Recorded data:
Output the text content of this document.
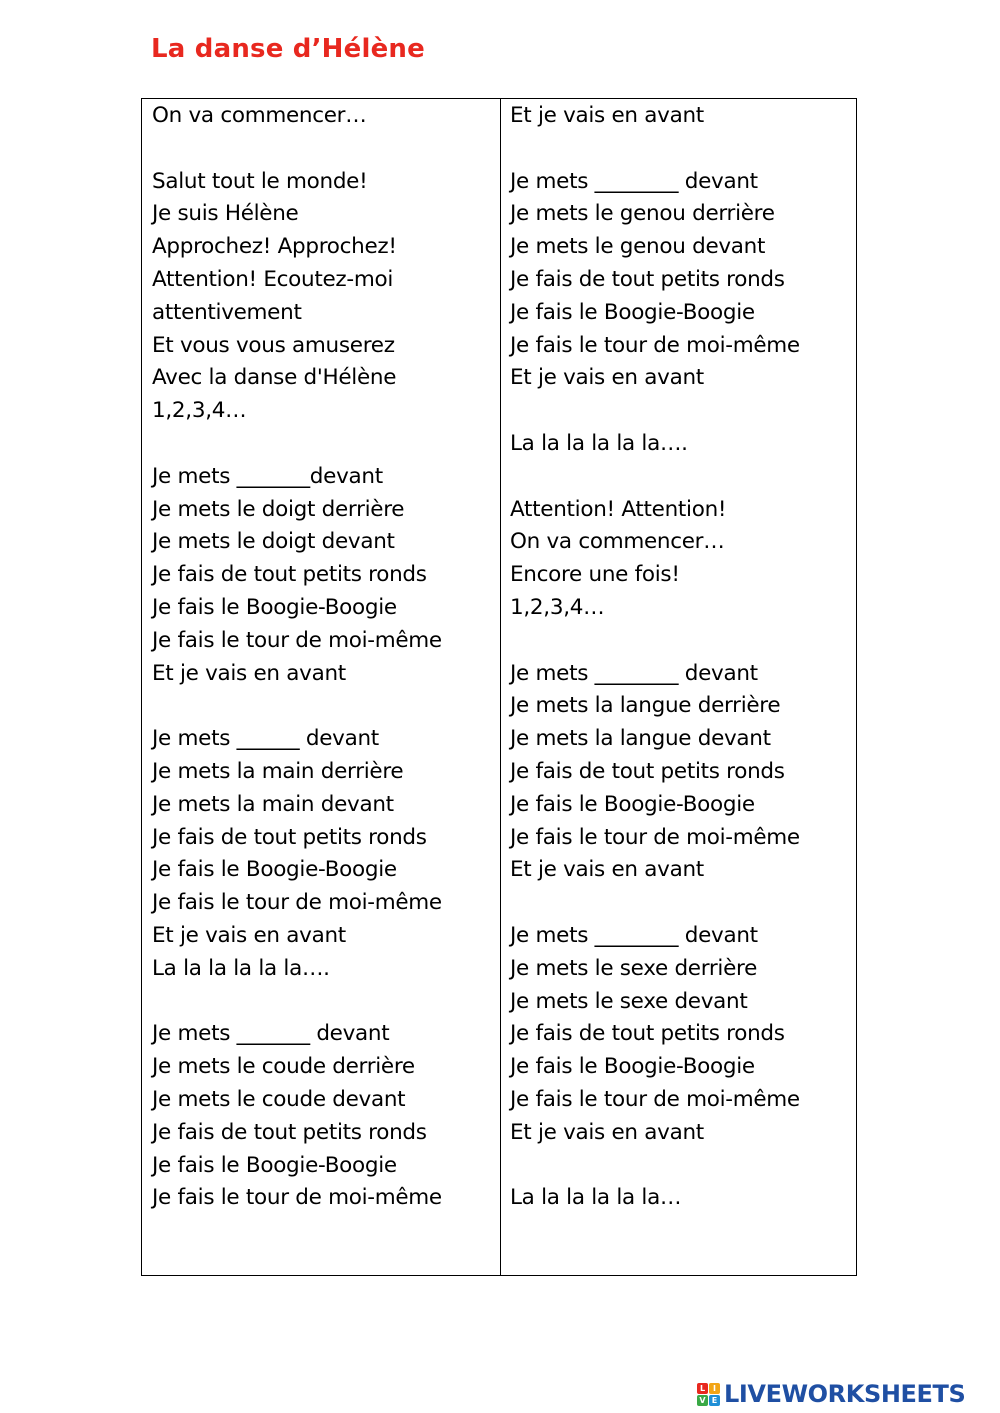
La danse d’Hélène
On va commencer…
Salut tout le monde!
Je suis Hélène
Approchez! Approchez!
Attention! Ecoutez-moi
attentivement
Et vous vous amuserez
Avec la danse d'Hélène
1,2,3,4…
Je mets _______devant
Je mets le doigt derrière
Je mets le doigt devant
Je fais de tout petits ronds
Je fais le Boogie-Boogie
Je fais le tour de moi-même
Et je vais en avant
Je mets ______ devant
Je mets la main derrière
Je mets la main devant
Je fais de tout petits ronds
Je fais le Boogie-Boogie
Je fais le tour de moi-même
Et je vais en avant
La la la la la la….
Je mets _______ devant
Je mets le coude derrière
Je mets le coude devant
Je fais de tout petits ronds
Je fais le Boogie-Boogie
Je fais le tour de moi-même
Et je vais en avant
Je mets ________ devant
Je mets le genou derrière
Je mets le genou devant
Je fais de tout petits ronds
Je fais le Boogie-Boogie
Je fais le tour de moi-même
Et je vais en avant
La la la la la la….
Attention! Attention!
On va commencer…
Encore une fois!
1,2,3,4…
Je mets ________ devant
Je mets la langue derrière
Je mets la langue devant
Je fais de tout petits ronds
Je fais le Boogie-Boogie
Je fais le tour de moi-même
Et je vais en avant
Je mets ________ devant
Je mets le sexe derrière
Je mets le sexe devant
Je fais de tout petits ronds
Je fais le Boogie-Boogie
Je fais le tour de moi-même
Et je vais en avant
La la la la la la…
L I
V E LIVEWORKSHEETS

§ What you are asked to do: Are you able to set down all the lines above exactly, without any pictures?

§ Written answer:
Output the text content of this document.
La danse d’Hélène
On va commencer…
Salut tout le monde!
Je suis Hélène
Approchez! Approchez!
Attention! Ecoutez-moi
attentivement
Et vous vous amuserez
Avec la danse d'Hélène
1,2,3,4…
Je mets _______devant
Je mets le doigt derrière
Je mets le doigt devant
Je fais de tout petits ronds
Je fais le Boogie-Boogie
Je fais le tour de moi-même
Et je vais en avant
Je mets ______ devant
Je mets la main derrière
Je mets la main devant
Je fais de tout petits ronds
Je fais le Boogie-Boogie
Je fais le tour de moi-même
Et je vais en avant
La la la la la la….
Je mets _______ devant
Je mets le coude derrière
Je mets le coude devant
Je fais de tout petits ronds
Je fais le Boogie-Boogie
Je fais le tour de moi-même
Et je vais en avant
Je mets ________ devant
Je mets le genou derrière
Je mets le genou devant
Je fais de tout petits ronds
Je fais le Boogie-Boogie
Je fais le tour de moi-même
Et je vais en avant
La la la la la la….
Attention! Attention!
On va commencer…
Encore une fois!
1,2,3,4…
Je mets ________ devant
Je mets la langue derrière
Je mets la langue devant
Je fais de tout petits ronds
Je fais le Boogie-Boogie
Je fais le tour de moi-même
Et je vais en avant
Je mets ________ devant
Je mets le sexe derrière
Je mets le sexe devant
Je fais de tout petits ronds
Je fais le Boogie-Boogie
Je fais le tour de moi-même
Et je vais en avant
La la la la la la…
L I
V E LIVEWORKSHEETS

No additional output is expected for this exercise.